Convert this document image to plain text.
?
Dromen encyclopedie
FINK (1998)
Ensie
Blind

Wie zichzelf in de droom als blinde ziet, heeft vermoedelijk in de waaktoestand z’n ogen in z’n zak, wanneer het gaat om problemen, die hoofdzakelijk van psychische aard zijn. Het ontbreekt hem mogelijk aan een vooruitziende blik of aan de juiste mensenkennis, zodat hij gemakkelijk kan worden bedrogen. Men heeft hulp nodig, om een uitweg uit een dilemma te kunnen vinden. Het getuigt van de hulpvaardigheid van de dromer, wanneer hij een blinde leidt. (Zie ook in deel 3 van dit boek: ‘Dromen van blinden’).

→ What you will do:
Provide an exact reproduction of all the entries shown above.

→ Result of this exercise:
Convert this document image to plain text.
?
Dromen encyclopedie
FINK (1998)
Ensie
Blind

Wie zichzelf in de droom als blinde ziet, heeft vermoedelijk in de waaktoestand z’n ogen in z’n zak, wanneer het gaat om problemen, die hoofdzakelijk van psychische aard zijn. Het ontbreekt hem mogelijk aan een vooruitziende blik of aan de juiste mensenkennis, zodat hij gemakkelijk kan worden bedrogen. Men heeft hulp nodig, om een uitweg uit een dilemma te kunnen vinden. Het getuigt van de hulpvaardigheid van de dromer, wanneer hij een blinde leidt. (Zie ook in deel 3 van dit boek: ‘Dromen van blinden’).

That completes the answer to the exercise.